**Exercise**
Convert the listing into a Markdown table with the columns Row and Listing line, starting at the first line and ending at the line that contains "rotated-table-area: [90, 24, 530, 882]", both included. Put each line's number in the Row column, and leave out any blank lines.

================

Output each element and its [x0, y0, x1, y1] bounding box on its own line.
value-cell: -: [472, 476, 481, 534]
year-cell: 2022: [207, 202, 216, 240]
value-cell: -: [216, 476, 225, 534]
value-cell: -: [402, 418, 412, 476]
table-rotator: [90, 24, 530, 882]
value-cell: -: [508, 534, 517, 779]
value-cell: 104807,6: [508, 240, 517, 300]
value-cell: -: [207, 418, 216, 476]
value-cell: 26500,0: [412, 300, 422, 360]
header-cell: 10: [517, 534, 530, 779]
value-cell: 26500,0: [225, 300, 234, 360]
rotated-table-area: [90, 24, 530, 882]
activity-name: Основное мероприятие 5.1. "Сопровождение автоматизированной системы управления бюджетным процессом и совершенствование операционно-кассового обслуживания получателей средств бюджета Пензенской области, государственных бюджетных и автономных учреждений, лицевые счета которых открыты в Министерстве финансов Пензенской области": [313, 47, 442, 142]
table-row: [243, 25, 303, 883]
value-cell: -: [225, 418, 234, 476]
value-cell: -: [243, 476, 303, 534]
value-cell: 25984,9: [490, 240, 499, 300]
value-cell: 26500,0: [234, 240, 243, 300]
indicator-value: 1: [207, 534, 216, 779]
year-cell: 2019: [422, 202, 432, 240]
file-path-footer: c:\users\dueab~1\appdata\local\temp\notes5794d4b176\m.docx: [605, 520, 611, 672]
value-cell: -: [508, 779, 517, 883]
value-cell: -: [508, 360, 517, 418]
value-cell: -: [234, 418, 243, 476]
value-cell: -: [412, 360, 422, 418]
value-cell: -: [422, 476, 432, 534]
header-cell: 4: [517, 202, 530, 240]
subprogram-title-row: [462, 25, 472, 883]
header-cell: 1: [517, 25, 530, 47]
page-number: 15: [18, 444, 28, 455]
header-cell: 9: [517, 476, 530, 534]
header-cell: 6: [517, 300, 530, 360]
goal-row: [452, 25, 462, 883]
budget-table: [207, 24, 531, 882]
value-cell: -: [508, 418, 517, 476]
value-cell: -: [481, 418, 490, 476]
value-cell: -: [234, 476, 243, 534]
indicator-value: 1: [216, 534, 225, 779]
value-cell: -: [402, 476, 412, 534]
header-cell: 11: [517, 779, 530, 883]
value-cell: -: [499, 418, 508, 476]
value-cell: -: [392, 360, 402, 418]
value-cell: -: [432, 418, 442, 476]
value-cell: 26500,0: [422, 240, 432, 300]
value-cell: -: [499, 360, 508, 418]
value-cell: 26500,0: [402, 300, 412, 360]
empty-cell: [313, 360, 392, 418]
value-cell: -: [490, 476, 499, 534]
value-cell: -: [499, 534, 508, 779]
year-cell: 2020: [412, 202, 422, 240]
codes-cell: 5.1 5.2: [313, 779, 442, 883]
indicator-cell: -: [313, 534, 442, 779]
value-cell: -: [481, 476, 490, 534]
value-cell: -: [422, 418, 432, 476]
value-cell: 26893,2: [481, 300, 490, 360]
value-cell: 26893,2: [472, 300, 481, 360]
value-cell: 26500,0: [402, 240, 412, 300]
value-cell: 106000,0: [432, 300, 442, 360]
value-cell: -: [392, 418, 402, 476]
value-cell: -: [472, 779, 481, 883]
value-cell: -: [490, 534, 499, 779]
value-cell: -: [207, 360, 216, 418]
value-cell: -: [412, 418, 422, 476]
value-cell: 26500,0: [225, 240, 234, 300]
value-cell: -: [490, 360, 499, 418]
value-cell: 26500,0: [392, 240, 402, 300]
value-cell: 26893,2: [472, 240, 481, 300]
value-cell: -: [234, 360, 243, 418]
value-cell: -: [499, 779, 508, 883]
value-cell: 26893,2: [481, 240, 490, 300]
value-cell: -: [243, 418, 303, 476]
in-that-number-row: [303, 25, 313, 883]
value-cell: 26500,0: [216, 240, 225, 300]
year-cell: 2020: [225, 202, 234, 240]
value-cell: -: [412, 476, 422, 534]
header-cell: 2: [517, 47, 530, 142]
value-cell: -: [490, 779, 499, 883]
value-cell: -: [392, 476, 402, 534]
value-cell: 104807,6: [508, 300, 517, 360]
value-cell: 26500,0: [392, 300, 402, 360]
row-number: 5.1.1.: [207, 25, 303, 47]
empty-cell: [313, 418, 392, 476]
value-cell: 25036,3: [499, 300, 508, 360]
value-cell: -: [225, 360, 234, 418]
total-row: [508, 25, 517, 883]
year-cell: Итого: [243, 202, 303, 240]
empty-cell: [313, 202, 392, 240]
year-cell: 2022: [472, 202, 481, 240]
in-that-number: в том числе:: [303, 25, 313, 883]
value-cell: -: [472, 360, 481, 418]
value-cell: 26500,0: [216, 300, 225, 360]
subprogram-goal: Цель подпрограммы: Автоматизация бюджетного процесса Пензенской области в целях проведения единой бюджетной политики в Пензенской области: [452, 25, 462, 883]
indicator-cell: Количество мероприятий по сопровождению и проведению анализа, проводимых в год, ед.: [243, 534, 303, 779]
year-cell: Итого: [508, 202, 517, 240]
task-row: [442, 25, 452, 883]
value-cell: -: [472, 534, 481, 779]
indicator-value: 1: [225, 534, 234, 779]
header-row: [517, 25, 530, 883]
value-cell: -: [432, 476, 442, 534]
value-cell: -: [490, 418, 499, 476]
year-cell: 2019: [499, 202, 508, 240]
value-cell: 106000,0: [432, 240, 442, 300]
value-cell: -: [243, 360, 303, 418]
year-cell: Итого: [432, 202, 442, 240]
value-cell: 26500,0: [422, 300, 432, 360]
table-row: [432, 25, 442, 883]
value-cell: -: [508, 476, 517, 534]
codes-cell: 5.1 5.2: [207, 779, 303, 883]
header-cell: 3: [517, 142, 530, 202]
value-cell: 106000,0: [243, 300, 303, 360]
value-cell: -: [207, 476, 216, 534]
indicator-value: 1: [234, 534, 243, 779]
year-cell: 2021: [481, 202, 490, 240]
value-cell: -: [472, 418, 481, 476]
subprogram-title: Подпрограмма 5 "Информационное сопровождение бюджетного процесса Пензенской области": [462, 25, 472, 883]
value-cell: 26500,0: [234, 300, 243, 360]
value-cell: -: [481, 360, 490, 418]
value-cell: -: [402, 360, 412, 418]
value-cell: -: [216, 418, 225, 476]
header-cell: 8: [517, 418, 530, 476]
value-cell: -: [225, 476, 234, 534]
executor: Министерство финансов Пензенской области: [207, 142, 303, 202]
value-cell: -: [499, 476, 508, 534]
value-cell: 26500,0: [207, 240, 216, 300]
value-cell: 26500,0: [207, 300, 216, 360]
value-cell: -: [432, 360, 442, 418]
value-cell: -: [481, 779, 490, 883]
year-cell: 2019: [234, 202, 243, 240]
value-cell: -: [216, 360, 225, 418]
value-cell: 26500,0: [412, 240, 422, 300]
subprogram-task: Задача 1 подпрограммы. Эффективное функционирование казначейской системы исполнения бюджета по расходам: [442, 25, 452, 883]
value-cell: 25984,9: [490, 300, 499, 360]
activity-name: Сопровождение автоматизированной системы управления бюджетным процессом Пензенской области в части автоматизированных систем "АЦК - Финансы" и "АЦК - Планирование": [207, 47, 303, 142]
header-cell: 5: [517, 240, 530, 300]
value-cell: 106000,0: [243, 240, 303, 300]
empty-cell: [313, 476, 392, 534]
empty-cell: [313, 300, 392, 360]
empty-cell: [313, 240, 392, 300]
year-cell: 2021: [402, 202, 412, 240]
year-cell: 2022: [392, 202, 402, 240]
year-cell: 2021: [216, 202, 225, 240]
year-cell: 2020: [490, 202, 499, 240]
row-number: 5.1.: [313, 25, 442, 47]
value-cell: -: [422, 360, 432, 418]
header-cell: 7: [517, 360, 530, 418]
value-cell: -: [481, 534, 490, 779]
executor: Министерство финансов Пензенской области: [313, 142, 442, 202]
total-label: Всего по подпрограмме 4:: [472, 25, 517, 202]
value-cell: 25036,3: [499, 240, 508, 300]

================

**Final result**
| Row | Listing line |
|---|---|
| 1 | Output each element and its [x0, y0, x1, y1] bounding box on its own line. |
| 2 | value-cell: -: [472, 476, 481, 534] |
| 3 | year-cell: 2022: [207, 202, 216, 240] |
| 4 | value-cell: -: [216, 476, 225, 534] |
| 5 | value-cell: -: [402, 418, 412, 476] |
| 6 | table-rotator: [90, 24, 530, 882] |
| 7 | value-cell: -: [508, 534, 517, 779] |
| 8 | value-cell: 104807,6: [508, 240, 517, 300] |
| 9 | value-cell: -: [207, 418, 216, 476] |
| 10 | value-cell: 26500,0: [412, 300, 422, 360] |
| 11 | header-cell: 10: [517, 534, 530, 779] |
| 12 | value-cell: 26500,0: [225, 300, 234, 360] |
| 13 | rotated-table-area: [90, 24, 530, 882] |